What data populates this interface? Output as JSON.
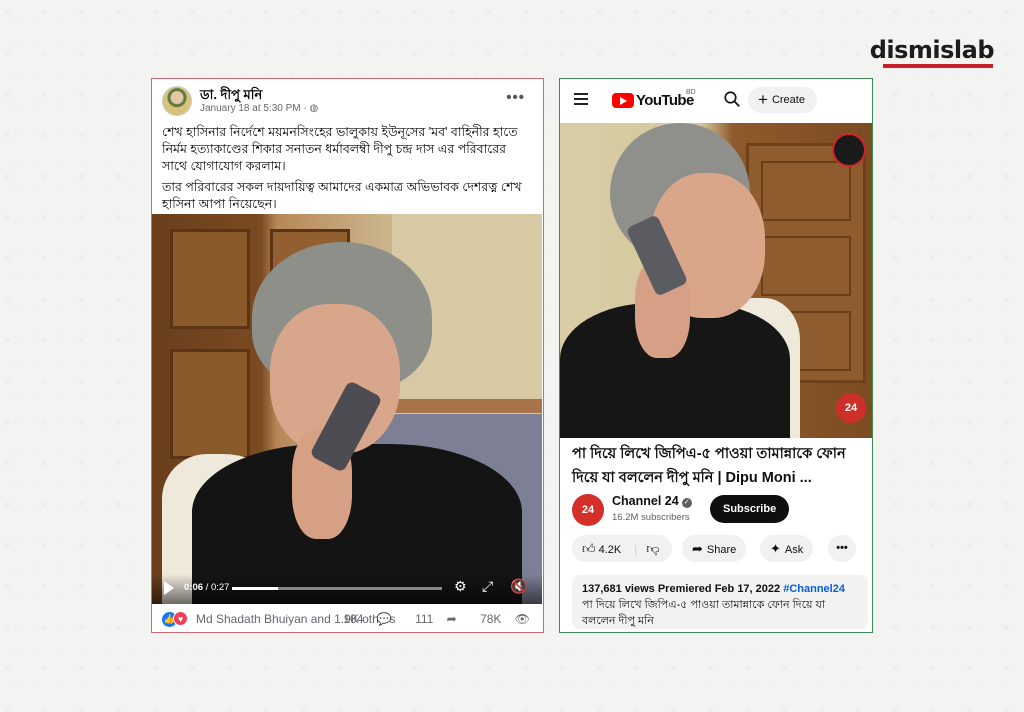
{
  "brand": {
    "logo_text": "dismislab"
  },
  "facebook": {
    "author": "ডা. দীপু মনি",
    "timestamp": "January 18 at 5:30 PM",
    "privacy_icon": "globe-icon",
    "post_text": [
      "শেখ হাসিনার নির্দেশে ময়মনসিংহের ভালুকায় ইউনূসের 'মব' বাহিনীর হাতে নির্মম হত্যাকাণ্ডের শিকার সনাতন ধর্মাবলম্বী দীপু চন্দ্র দাস এর পরিবারের সাথে যোগাযোগ করলাম।",
      "তার পরিবারের সকল দায়দায়িত্ব আমাদের একমাত্র অভিভাবক দেশরত্ন শেখ হাসিনা আপা নিয়েছেন।"
    ],
    "video": {
      "current_time": "0:06",
      "duration": "0:27",
      "progress": 0.22
    },
    "reactions_text": "Md Shadath Bhuiyan and 1.9K others",
    "comments": "104",
    "shares": "111",
    "views": "78K"
  },
  "youtube": {
    "wordmark": "YouTube",
    "country": "BD",
    "create_label": "Create",
    "video_title": "পা দিয়ে লিখে জিপিএ-৫ পাওয়া তামান্নাকে ফোন দিয়ে যা বললেন দীপু মনি | Dipu Moni ...",
    "channel_avatar_text": "24",
    "channel_name": "Channel 24",
    "subscribers": "16.2M subscribers",
    "subscribe_label": "Subscribe",
    "likes": "4.2K",
    "share_label": "Share",
    "ask_label": "Ask",
    "description_meta": "137,681 views  Premiered Feb 17, 2022",
    "hashtag": "#Channel24",
    "description_text": "পা দিয়ে লিখে জিপিএ-৫ পাওয়া তামান্নাকে ফোন দিয়ে যা বললেন দীপু মনি",
    "badge_text": "24"
  },
  "colors": {
    "facebook_border": "#c96a78",
    "youtube_border": "#3f8a56",
    "brand_red": "#c8202a",
    "youtube_red": "#ff0000",
    "link_blue": "#065fd4"
  }
}
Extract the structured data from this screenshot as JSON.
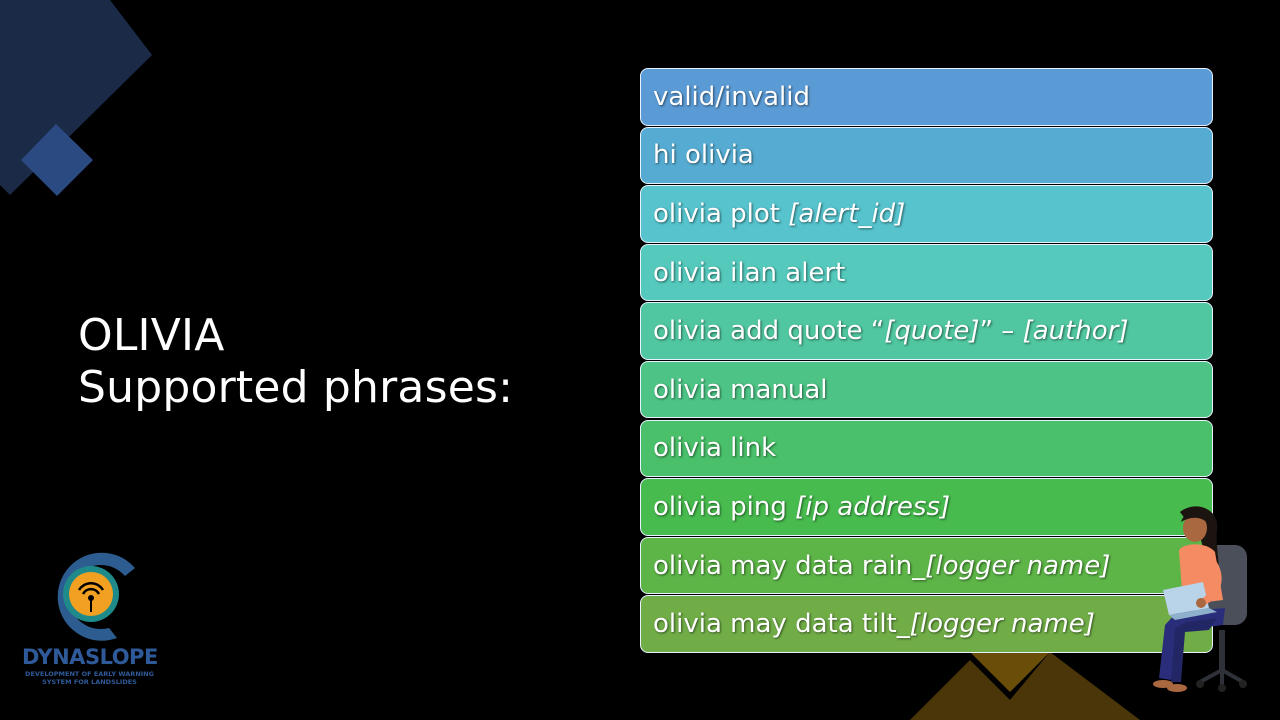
{
  "slide": {
    "title_line1": "OLIVIA",
    "title_line2": "Supported phrases:"
  },
  "phrases": [
    {
      "text": "valid/invalid",
      "arg": "",
      "tail": "",
      "arg2": "",
      "color": "#5b9bd5"
    },
    {
      "text": "hi olivia",
      "arg": "",
      "tail": "",
      "arg2": "",
      "color": "#55abd1"
    },
    {
      "text": "olivia plot ",
      "arg": "[alert_id]",
      "tail": "",
      "arg2": "",
      "color": "#56c3cd"
    },
    {
      "text": "olivia ilan alert",
      "arg": "",
      "tail": "",
      "arg2": "",
      "color": "#54c9bc"
    },
    {
      "text": "olivia add quote “",
      "arg": "[quote]",
      "tail": "” – ",
      "arg2": "[author]",
      "color": "#50c7a0"
    },
    {
      "text": "olivia manual",
      "arg": "",
      "tail": "",
      "arg2": "",
      "color": "#4dc485"
    },
    {
      "text": "olivia link",
      "arg": "",
      "tail": "",
      "arg2": "",
      "color": "#4ac06a"
    },
    {
      "text": "olivia ping ",
      "arg": "[ip address]",
      "tail": "",
      "arg2": "",
      "color": "#47bb4e"
    },
    {
      "text": "olivia may data rain_",
      "arg": "[logger name]",
      "tail": "",
      "arg2": "",
      "color": "#5db547"
    },
    {
      "text": "olivia may data tilt_",
      "arg": "[logger name]",
      "tail": "",
      "arg2": "",
      "color": "#70ad47"
    }
  ],
  "logo": {
    "word": "DYNASLOPE",
    "sub_line1": "DEVELOPMENT OF EARLY WARNING",
    "sub_line2": "SYSTEM FOR LANDSLIDES"
  }
}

**********

Stated goal:
Repeat each entry exactly as it appears; skip any picture.

In response:
What data populates this interface? Output as JSON.
{
  "brand": {
    "logo_text": "dismislab"
  },
  "facebook": {
    "author": "ডা. দীপু মনি",
    "timestamp": "January 18 at 5:30 PM",
    "privacy_icon": "globe-icon",
    "post_text": [
      "শেখ হাসিনার নির্দেশে ময়মনসিংহের ভালুকায় ইউনূসের 'মব' বাহিনীর হাতে নির্মম হত্যাকাণ্ডের শিকার সনাতন ধর্মাবলম্বী দীপু চন্দ্র দাস এর পরিবারের সাথে যোগাযোগ করলাম।",
      "তার পরিবারের সকল দায়দায়িত্ব আমাদের একমাত্র অভিভাবক দেশরত্ন শেখ হাসিনা আপা নিয়েছেন।"
    ],
    "video": {
      "current_time": "0:06",
      "duration": "0:27",
      "progress": 0.22
    },
    "reactions_text": "Md Shadath Bhuiyan and 1.9K others",
    "comments": "104",
    "shares": "111",
    "views": "78K"
  },
  "youtube": {
    "wordmark": "YouTube",
    "country": "BD",
    "create_label": "Create",
    "video_title": "পা দিয়ে লিখে জিপিএ-৫ পাওয়া তামান্নাকে ফোন দিয়ে যা বললেন দীপু মনি | Dipu Moni ...",
    "channel_avatar_text": "24",
    "channel_name": "Channel 24",
    "subscribers": "16.2M subscribers",
    "subscribe_label": "Subscribe",
    "likes": "4.2K",
    "share_label": "Share",
    "ask_label": "Ask",
    "description_meta": "137,681 views  Premiered Feb 17, 2022",
    "hashtag": "#Channel24",
    "description_text": "পা দিয়ে লিখে জিপিএ-৫ পাওয়া তামান্নাকে ফোন দিয়ে যা বললেন দীপু মনি",
    "badge_text": "24"
  },
  "colors": {
    "facebook_border": "#c96a78",
    "youtube_border": "#3f8a56",
    "brand_red": "#c8202a",
    "youtube_red": "#ff0000",
    "link_blue": "#065fd4"
  }
}
Extract the structured data from this screenshot as JSON.
{
  "slide": {
    "title_line1": "OLIVIA",
    "title_line2": "Supported phrases:"
  },
  "phrases": [
    {
      "text": "valid/invalid",
      "arg": "",
      "tail": "",
      "arg2": "",
      "color": "#5b9bd5"
    },
    {
      "text": "hi olivia",
      "arg": "",
      "tail": "",
      "arg2": "",
      "color": "#55abd1"
    },
    {
      "text": "olivia plot ",
      "arg": "[alert_id]",
      "tail": "",
      "arg2": "",
      "color": "#56c3cd"
    },
    {
      "text": "olivia ilan alert",
      "arg": "",
      "tail": "",
      "arg2": "",
      "color": "#54c9bc"
    },
    {
      "text": "olivia add quote “",
      "arg": "[quote]",
      "tail": "” – ",
      "arg2": "[author]",
      "color": "#50c7a0"
    },
    {
      "text": "olivia manual",
      "arg": "",
      "tail": "",
      "arg2": "",
      "color": "#4dc485"
    },
    {
      "text": "olivia link",
      "arg": "",
      "tail": "",
      "arg2": "",
      "color": "#4ac06a"
    },
    {
      "text": "olivia ping ",
      "arg": "[ip address]",
      "tail": "",
      "arg2": "",
      "color": "#47bb4e"
    },
    {
      "text": "olivia may data rain_",
      "arg": "[logger name]",
      "tail": "",
      "arg2": "",
      "color": "#5db547"
    },
    {
      "text": "olivia may data tilt_",
      "arg": "[logger name]",
      "tail": "",
      "arg2": "",
      "color": "#70ad47"
    }
  ],
  "logo": {
    "word": "DYNASLOPE",
    "sub_line1": "DEVELOPMENT OF EARLY WARNING",
    "sub_line2": "SYSTEM FOR LANDSLIDES"
  }
}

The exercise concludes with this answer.